• _What you need to do_
Below are records; count the lines that contain "reference" and give only the total.

# start of Information given

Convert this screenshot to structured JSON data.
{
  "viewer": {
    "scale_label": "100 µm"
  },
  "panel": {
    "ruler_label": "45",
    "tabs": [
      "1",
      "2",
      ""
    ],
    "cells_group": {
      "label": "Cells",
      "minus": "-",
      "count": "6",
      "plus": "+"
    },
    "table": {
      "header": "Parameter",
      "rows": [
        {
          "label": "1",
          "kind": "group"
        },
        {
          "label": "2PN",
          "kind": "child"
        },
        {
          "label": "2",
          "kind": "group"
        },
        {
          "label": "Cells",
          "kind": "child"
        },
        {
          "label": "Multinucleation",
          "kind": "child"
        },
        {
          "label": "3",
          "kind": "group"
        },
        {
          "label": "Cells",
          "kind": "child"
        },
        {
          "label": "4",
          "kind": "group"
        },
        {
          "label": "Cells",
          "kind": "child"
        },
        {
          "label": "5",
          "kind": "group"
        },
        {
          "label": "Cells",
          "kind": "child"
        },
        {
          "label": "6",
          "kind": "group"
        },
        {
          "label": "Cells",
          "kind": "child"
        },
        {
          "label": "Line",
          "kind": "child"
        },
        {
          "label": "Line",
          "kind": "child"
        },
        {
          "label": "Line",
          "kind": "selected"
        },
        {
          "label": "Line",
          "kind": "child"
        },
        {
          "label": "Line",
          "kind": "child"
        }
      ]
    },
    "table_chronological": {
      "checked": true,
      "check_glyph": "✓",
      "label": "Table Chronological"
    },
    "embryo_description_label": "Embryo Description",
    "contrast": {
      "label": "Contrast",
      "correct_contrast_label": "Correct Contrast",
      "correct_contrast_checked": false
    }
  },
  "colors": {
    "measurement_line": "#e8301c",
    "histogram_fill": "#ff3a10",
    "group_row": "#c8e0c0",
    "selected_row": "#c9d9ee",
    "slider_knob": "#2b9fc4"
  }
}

# end of Information given
# start of Information given

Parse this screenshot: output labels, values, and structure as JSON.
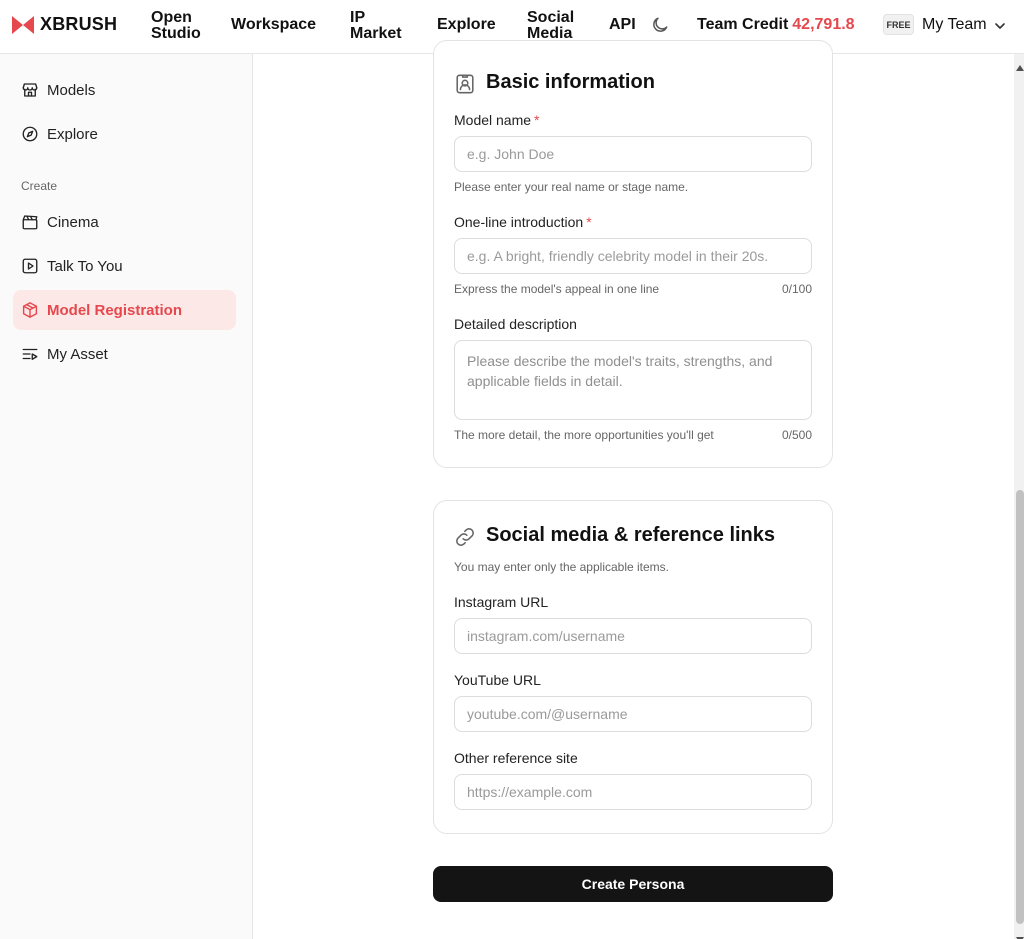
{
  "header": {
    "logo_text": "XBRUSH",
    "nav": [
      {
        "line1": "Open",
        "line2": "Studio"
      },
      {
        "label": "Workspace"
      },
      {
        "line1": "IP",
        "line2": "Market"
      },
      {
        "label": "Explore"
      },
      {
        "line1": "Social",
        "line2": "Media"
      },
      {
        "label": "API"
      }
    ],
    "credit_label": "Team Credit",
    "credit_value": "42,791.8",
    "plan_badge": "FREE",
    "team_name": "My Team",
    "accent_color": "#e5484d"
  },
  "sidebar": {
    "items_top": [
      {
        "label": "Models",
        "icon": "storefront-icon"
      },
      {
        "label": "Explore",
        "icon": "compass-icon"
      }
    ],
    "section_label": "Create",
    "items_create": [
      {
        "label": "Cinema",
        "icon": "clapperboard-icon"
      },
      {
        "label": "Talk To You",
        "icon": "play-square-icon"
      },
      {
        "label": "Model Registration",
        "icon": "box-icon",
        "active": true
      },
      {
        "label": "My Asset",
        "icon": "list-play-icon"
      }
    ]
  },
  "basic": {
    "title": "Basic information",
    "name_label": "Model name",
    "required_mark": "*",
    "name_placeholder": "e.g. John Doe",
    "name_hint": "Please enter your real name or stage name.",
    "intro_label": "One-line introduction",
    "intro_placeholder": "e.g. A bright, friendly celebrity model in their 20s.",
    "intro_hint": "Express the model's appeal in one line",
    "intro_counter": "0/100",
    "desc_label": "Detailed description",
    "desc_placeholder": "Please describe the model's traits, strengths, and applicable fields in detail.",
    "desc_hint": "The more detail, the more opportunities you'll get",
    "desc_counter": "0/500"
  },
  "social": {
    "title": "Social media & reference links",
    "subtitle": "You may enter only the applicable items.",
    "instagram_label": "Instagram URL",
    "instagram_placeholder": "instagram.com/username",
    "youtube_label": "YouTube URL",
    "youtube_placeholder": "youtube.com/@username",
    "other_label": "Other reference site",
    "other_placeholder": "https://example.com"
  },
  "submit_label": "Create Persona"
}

# end of Information given
# start of Information given

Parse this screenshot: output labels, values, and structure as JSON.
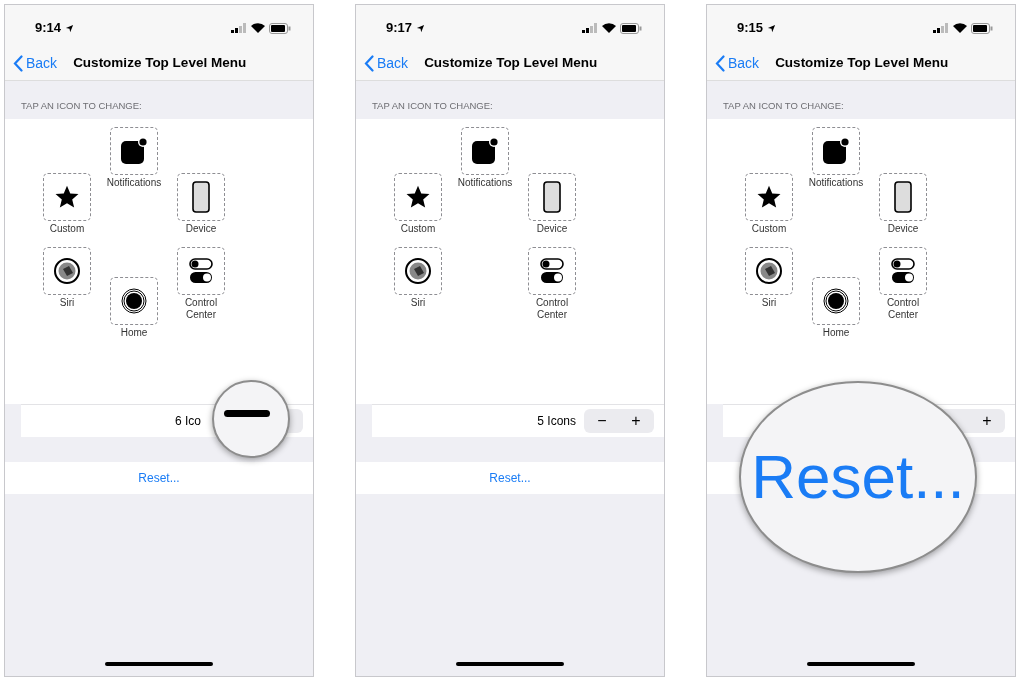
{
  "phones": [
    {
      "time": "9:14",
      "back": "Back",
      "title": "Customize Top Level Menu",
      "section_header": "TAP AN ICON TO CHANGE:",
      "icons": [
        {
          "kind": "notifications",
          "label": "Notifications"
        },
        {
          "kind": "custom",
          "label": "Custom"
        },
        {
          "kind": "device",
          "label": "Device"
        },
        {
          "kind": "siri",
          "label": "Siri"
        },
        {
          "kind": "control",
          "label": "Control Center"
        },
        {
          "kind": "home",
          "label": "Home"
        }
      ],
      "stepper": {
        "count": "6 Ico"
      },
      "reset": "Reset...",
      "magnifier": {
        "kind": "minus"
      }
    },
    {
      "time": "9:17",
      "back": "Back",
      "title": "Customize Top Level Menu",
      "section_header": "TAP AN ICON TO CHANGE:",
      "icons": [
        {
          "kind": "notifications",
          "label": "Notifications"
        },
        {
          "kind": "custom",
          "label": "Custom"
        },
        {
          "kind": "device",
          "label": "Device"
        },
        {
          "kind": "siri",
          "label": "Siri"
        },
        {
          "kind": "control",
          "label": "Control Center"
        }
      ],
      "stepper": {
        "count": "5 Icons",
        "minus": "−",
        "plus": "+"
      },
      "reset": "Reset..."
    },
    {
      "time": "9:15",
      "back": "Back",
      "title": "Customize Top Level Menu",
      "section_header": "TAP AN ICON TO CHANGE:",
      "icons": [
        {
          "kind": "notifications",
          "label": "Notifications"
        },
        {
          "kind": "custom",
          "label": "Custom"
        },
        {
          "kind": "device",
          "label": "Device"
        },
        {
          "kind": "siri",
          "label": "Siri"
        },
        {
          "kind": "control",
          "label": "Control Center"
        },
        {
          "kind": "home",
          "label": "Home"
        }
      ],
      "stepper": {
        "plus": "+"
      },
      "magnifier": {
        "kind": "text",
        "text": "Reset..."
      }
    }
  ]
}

# end of Information given

• _Finished answer_
2